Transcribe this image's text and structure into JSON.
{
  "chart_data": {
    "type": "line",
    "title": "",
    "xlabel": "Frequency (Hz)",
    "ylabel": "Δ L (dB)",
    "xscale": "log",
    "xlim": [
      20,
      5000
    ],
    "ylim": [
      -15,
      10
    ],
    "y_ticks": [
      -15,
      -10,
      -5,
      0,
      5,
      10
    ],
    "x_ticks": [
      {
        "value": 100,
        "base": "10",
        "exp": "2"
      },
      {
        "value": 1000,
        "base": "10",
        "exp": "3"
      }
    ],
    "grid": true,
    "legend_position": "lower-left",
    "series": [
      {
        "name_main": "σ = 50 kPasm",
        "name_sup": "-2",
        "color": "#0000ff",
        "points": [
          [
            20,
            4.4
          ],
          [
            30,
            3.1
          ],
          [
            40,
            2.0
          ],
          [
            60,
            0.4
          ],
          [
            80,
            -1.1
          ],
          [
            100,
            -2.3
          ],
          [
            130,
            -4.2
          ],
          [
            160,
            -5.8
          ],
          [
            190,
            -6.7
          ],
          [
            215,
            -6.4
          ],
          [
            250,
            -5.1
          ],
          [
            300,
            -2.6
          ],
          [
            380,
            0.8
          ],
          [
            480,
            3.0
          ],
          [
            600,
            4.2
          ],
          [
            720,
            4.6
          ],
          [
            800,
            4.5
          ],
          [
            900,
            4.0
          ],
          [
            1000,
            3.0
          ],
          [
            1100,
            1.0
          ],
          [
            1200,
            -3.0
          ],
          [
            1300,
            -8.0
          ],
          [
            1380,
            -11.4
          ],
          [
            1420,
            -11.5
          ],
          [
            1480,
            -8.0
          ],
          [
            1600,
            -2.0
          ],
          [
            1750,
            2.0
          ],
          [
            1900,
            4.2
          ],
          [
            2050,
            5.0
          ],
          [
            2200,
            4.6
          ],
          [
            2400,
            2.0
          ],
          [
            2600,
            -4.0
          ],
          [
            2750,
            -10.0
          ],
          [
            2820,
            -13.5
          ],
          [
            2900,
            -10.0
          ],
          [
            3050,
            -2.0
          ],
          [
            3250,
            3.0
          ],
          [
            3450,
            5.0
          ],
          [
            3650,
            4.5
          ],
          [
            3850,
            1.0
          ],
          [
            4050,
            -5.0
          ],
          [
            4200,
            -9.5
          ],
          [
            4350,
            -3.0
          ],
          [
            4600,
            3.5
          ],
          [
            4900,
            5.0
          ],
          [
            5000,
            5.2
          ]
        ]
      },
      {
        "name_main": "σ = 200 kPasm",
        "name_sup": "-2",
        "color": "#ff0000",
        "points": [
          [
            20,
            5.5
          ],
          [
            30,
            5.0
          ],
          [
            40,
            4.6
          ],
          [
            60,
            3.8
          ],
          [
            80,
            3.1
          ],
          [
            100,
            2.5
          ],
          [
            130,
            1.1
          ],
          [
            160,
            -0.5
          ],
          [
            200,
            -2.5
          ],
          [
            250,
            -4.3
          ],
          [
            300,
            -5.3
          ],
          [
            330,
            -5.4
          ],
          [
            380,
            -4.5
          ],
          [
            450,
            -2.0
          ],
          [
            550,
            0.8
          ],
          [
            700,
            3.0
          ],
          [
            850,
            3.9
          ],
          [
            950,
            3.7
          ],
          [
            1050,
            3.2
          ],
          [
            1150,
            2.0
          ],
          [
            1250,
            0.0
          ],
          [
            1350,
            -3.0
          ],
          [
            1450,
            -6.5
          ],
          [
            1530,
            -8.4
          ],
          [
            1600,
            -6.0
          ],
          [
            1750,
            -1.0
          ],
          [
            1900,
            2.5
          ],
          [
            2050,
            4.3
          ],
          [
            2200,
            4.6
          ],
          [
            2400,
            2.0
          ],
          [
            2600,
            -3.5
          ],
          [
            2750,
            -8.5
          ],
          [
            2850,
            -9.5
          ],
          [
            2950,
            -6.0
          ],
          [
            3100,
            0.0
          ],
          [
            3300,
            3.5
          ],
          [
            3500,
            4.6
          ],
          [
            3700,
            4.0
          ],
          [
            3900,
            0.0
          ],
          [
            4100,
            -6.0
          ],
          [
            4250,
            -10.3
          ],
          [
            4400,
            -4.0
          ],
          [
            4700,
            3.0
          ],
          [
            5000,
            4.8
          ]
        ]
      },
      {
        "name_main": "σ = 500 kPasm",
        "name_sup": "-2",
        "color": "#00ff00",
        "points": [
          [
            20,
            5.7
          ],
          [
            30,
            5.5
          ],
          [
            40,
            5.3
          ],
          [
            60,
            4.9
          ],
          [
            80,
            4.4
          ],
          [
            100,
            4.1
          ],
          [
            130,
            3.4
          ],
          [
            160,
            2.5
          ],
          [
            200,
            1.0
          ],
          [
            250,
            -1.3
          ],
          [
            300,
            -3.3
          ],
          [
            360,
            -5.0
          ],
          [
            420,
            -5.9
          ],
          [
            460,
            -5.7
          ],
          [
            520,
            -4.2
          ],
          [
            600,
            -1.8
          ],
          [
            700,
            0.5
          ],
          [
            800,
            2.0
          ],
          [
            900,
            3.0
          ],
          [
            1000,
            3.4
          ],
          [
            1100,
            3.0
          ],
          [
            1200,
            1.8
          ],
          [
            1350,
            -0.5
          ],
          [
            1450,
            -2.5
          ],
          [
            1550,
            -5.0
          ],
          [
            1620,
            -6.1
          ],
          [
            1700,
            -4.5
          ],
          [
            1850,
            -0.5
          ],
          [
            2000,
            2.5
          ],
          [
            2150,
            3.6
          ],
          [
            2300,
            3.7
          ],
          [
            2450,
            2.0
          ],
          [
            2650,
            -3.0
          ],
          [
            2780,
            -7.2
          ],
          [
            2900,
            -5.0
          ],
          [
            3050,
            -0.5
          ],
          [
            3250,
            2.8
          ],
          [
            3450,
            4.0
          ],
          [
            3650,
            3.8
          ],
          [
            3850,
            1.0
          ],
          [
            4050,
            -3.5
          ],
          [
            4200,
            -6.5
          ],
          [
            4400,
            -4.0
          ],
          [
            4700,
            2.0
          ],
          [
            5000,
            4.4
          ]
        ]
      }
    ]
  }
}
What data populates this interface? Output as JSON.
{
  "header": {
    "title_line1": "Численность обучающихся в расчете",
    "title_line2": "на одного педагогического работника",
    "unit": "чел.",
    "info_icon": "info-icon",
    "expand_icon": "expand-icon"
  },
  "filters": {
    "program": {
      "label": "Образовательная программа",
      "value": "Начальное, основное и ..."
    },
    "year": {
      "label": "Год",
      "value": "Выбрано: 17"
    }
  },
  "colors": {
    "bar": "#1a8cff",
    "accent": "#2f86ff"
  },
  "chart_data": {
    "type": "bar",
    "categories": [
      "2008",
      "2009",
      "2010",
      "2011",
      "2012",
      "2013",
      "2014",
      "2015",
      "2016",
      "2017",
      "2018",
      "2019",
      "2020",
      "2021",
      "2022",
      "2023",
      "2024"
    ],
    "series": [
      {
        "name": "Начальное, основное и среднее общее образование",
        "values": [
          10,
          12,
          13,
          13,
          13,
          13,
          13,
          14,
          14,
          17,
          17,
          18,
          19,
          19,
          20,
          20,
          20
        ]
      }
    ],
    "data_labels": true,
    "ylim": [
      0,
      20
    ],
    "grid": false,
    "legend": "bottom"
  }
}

---

- OBJECTIVE -
Transcribe all entries exactly as they are given.

- WRITTEN ANSWER -
Transcribe this image's text and structure into JSON.
{
  "chart_data": {
    "type": "line",
    "title": "",
    "xlabel": "Frequency (Hz)",
    "ylabel": "Δ L (dB)",
    "xscale": "log",
    "xlim": [
      20,
      5000
    ],
    "ylim": [
      -15,
      10
    ],
    "y_ticks": [
      -15,
      -10,
      -5,
      0,
      5,
      10
    ],
    "x_ticks": [
      {
        "value": 100,
        "base": "10",
        "exp": "2"
      },
      {
        "value": 1000,
        "base": "10",
        "exp": "3"
      }
    ],
    "grid": true,
    "legend_position": "lower-left",
    "series": [
      {
        "name_main": "σ = 50 kPasm",
        "name_sup": "-2",
        "color": "#0000ff",
        "points": [
          [
            20,
            4.4
          ],
          [
            30,
            3.1
          ],
          [
            40,
            2.0
          ],
          [
            60,
            0.4
          ],
          [
            80,
            -1.1
          ],
          [
            100,
            -2.3
          ],
          [
            130,
            -4.2
          ],
          [
            160,
            -5.8
          ],
          [
            190,
            -6.7
          ],
          [
            215,
            -6.4
          ],
          [
            250,
            -5.1
          ],
          [
            300,
            -2.6
          ],
          [
            380,
            0.8
          ],
          [
            480,
            3.0
          ],
          [
            600,
            4.2
          ],
          [
            720,
            4.6
          ],
          [
            800,
            4.5
          ],
          [
            900,
            4.0
          ],
          [
            1000,
            3.0
          ],
          [
            1100,
            1.0
          ],
          [
            1200,
            -3.0
          ],
          [
            1300,
            -8.0
          ],
          [
            1380,
            -11.4
          ],
          [
            1420,
            -11.5
          ],
          [
            1480,
            -8.0
          ],
          [
            1600,
            -2.0
          ],
          [
            1750,
            2.0
          ],
          [
            1900,
            4.2
          ],
          [
            2050,
            5.0
          ],
          [
            2200,
            4.6
          ],
          [
            2400,
            2.0
          ],
          [
            2600,
            -4.0
          ],
          [
            2750,
            -10.0
          ],
          [
            2820,
            -13.5
          ],
          [
            2900,
            -10.0
          ],
          [
            3050,
            -2.0
          ],
          [
            3250,
            3.0
          ],
          [
            3450,
            5.0
          ],
          [
            3650,
            4.5
          ],
          [
            3850,
            1.0
          ],
          [
            4050,
            -5.0
          ],
          [
            4200,
            -9.5
          ],
          [
            4350,
            -3.0
          ],
          [
            4600,
            3.5
          ],
          [
            4900,
            5.0
          ],
          [
            5000,
            5.2
          ]
        ]
      },
      {
        "name_main": "σ = 200 kPasm",
        "name_sup": "-2",
        "color": "#ff0000",
        "points": [
          [
            20,
            5.5
          ],
          [
            30,
            5.0
          ],
          [
            40,
            4.6
          ],
          [
            60,
            3.8
          ],
          [
            80,
            3.1
          ],
          [
            100,
            2.5
          ],
          [
            130,
            1.1
          ],
          [
            160,
            -0.5
          ],
          [
            200,
            -2.5
          ],
          [
            250,
            -4.3
          ],
          [
            300,
            -5.3
          ],
          [
            330,
            -5.4
          ],
          [
            380,
            -4.5
          ],
          [
            450,
            -2.0
          ],
          [
            550,
            0.8
          ],
          [
            700,
            3.0
          ],
          [
            850,
            3.9
          ],
          [
            950,
            3.7
          ],
          [
            1050,
            3.2
          ],
          [
            1150,
            2.0
          ],
          [
            1250,
            0.0
          ],
          [
            1350,
            -3.0
          ],
          [
            1450,
            -6.5
          ],
          [
            1530,
            -8.4
          ],
          [
            1600,
            -6.0
          ],
          [
            1750,
            -1.0
          ],
          [
            1900,
            2.5
          ],
          [
            2050,
            4.3
          ],
          [
            2200,
            4.6
          ],
          [
            2400,
            2.0
          ],
          [
            2600,
            -3.5
          ],
          [
            2750,
            -8.5
          ],
          [
            2850,
            -9.5
          ],
          [
            2950,
            -6.0
          ],
          [
            3100,
            0.0
          ],
          [
            3300,
            3.5
          ],
          [
            3500,
            4.6
          ],
          [
            3700,
            4.0
          ],
          [
            3900,
            0.0
          ],
          [
            4100,
            -6.0
          ],
          [
            4250,
            -10.3
          ],
          [
            4400,
            -4.0
          ],
          [
            4700,
            3.0
          ],
          [
            5000,
            4.8
          ]
        ]
      },
      {
        "name_main": "σ = 500 kPasm",
        "name_sup": "-2",
        "color": "#00ff00",
        "points": [
          [
            20,
            5.7
          ],
          [
            30,
            5.5
          ],
          [
            40,
            5.3
          ],
          [
            60,
            4.9
          ],
          [
            80,
            4.4
          ],
          [
            100,
            4.1
          ],
          [
            130,
            3.4
          ],
          [
            160,
            2.5
          ],
          [
            200,
            1.0
          ],
          [
            250,
            -1.3
          ],
          [
            300,
            -3.3
          ],
          [
            360,
            -5.0
          ],
          [
            420,
            -5.9
          ],
          [
            460,
            -5.7
          ],
          [
            520,
            -4.2
          ],
          [
            600,
            -1.8
          ],
          [
            700,
            0.5
          ],
          [
            800,
            2.0
          ],
          [
            900,
            3.0
          ],
          [
            1000,
            3.4
          ],
          [
            1100,
            3.0
          ],
          [
            1200,
            1.8
          ],
          [
            1350,
            -0.5
          ],
          [
            1450,
            -2.5
          ],
          [
            1550,
            -5.0
          ],
          [
            1620,
            -6.1
          ],
          [
            1700,
            -4.5
          ],
          [
            1850,
            -0.5
          ],
          [
            2000,
            2.5
          ],
          [
            2150,
            3.6
          ],
          [
            2300,
            3.7
          ],
          [
            2450,
            2.0
          ],
          [
            2650,
            -3.0
          ],
          [
            2780,
            -7.2
          ],
          [
            2900,
            -5.0
          ],
          [
            3050,
            -0.5
          ],
          [
            3250,
            2.8
          ],
          [
            3450,
            4.0
          ],
          [
            3650,
            3.8
          ],
          [
            3850,
            1.0
          ],
          [
            4050,
            -3.5
          ],
          [
            4200,
            -6.5
          ],
          [
            4400,
            -4.0
          ],
          [
            4700,
            2.0
          ],
          [
            5000,
            4.4
          ]
        ]
      }
    ]
  }
}
What data populates this interface? Output as JSON.
{
  "header": {
    "title_line1": "Численность обучающихся в расчете",
    "title_line2": "на одного педагогического работника",
    "unit": "чел.",
    "info_icon": "info-icon",
    "expand_icon": "expand-icon"
  },
  "filters": {
    "program": {
      "label": "Образовательная программа",
      "value": "Начальное, основное и ..."
    },
    "year": {
      "label": "Год",
      "value": "Выбрано: 17"
    }
  },
  "colors": {
    "bar": "#1a8cff",
    "accent": "#2f86ff"
  },
  "chart_data": {
    "type": "bar",
    "categories": [
      "2008",
      "2009",
      "2010",
      "2011",
      "2012",
      "2013",
      "2014",
      "2015",
      "2016",
      "2017",
      "2018",
      "2019",
      "2020",
      "2021",
      "2022",
      "2023",
      "2024"
    ],
    "series": [
      {
        "name": "Начальное, основное и среднее общее образование",
        "values": [
          10,
          12,
          13,
          13,
          13,
          13,
          13,
          14,
          14,
          17,
          17,
          18,
          19,
          19,
          20,
          20,
          20
        ]
      }
    ],
    "data_labels": true,
    "ylim": [
      0,
      20
    ],
    "grid": false,
    "legend": "bottom"
  }
}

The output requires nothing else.